STATED GOAL => Report every line in the listing below where the string "milloin" shows up.

SUPPLIED RECORDS =>
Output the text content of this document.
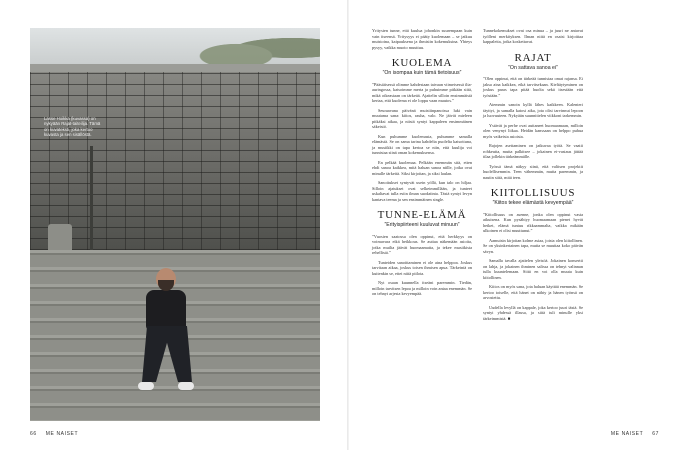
Lasse Hoikka (kuvassa) on nykyään Rajat-taiteilija. Tämä on kuvateksti, joka kertoo kuvasta ja sen sisällöstä.

Yritysten tunne, että kuulua johonkin suurempaan kuin vain itseensä. Yritysyys ei pääty kuolemaan – se jatkuu muistoina, kaipauksena ja ihmisiin kokemuksina. Yhteys pysyy, vaikka muoto muuttuu.

KUOLEMA
”On isompaa kuin tämä tietoisuus”

”Pääsiäisessä olimme kahdestaan taivaan viimeisessä ilta-auringossa, katsoimme merta ja puhuimme pitkään siitä, mikä oikeastaan on tärkeää. Ajattelin silloin ensimmäistä kertaa, että kuolema ei ole loppu vaan muutos.”

Seuraavana päivänä muistiinpanoissa luki vain muutama sana: kiitos, rauha, valo. Ne jäivät mieleen pitkäksi aikaa, ja niistä syntyi kappaleen ensimmäinen säkeistö.

Kun puhumme kuolemasta, puhumme samalla elämästä. Se on sama tarina kahdelta puolelta katsottuna, ja musiikki on tapa kertoa se niin, että kuulija voi tunnistaa siinä oman kokemuksensa.

En pelkää kuolemaa. Pelkään enemmän sitä, etten ehdi sanoa kaikkea, mitä haluan sanoa niille, jotka ovat minulle tärkeitä. Siksi kirjoitan, ja siksi laulan.

Sanoitukset syntyvät usein yöllä, kun talo on hiljaa. Silloin ajatukset ovat selkeimmillään, ja tunteet uskaltavat tulla esiin ilman suodatinta. Tästä syntyi levyn kantava teema ja sen ensimmäinen single.

TUNNE-ELÄMÄ
”Erityispiirteeni kuuluvat minuun”

”Vuosien saatossa olen oppinut, että herkkyys on voimavara eikä heikkous. Se auttaa näkemään asioita, jotka muilta jäävät huomaamatta, ja tekee musiikista rehellistä.”

Tunteiden sanoittaminen ei ole aina helppoa. Joskus tarvitaan aikaa, joskus toisen ihmisen apua. Tärkeintä on kuitenkin se, ettei niitä piilota.

Nyt osaan kuunnella itseäni paremmin. Tiedän, milloin tarvitsen lepoa ja milloin voin antaa enemmän. Se on tehnyt arjesta kevyempää.

Tunnekokemukset ovat osa minua – ja juuri ne antavat työlleni merkityksen. Ilman niitä en osaisi kirjoittaa kappaleita, jotka koskettavat.

RAJAT
”On sattava sanoa ei”

”Olen oppinut, että on tärkeää tunnistaa omat rajansa. Ei jaksa aina kaikkea, eikä tarvitsekaan. Kieltäytyminen on joskus paras tapa pitää huolta sekä itsestään että työstään.”

Aiemmin sanoin kyllä lähes kaikkeen. Kalenteri täyttyi, ja samalla katosi aika, jota olisi tarvinnut lepoon ja luovuuteen. Nykyään suunnittelen viikkoni tarkemmin.

Ystävät ja perhe ovat auttaneet huomaamaan, milloin olen venynyt liikaa. Heidän kanssaan on helppo puhua myös vaikeista asioista.

Rajojen asettaminen on jatkuvaa työtä. Se vaatii rohkeutta, mutta palkitsee – jokainen ei-vastaus jättää tilaa jollekin tärkeämmälle.

Työssä tämä näkyy siinä, että valitsen projektit huolellisemmin. Teen vähemmän, mutta paremmin, ja nautin siitä, mitä teen.

KIITOLLISUUS
”Kiitos tekee elämästä kevyempää”

”Kiitollisuus on asenne, jonka olen oppinut vasta aikuisena. Kun pysähtyy huomaamaan pienet hyvät hetket, elämä tuntuu rikkaammalta, vaikka mikään ulkoinen ei olisi muuttunut.”

Aamuisin kirjoitan kolme asiaa, joista olen kiitollinen. Se on yksinkertainen tapa, mutta se muuttaa koko päivän sävyn.

Samalla tavalla ajattelen yleisöä. Jokainen konsertti on lahja, ja jokainen ihminen salissa on tehnyt valinnan tulla kuuntelemaan. Siitä en voi olla muuta kuin kiitollinen.

Kiitos on myös sana, jota haluan käyttää enemmän. Se kertoo toiselle, että hänet on nähty ja hänen työnsä on arvostettu.

Uudella levyllä on kappale, joka kertoo juuri tästä. Se syntyi yhdessä illassa, ja siitä tuli minulle yksi tärkeimmistä. ■

66 ME NAISET	ME NAISET 67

RESULT =>
Nyt osaan kuunnella itseäni paremmin. Tiedän, milloin tarvitsen lepoa ja milloin voin antaa enemmän. Se on tehnyt arjesta kevyempää.
Ystävät ja perhe ovat auttaneet huomaamaan, milloin olen venynyt liikaa. Heidän kanssaan on helppo puhua myös vaikeista asioista.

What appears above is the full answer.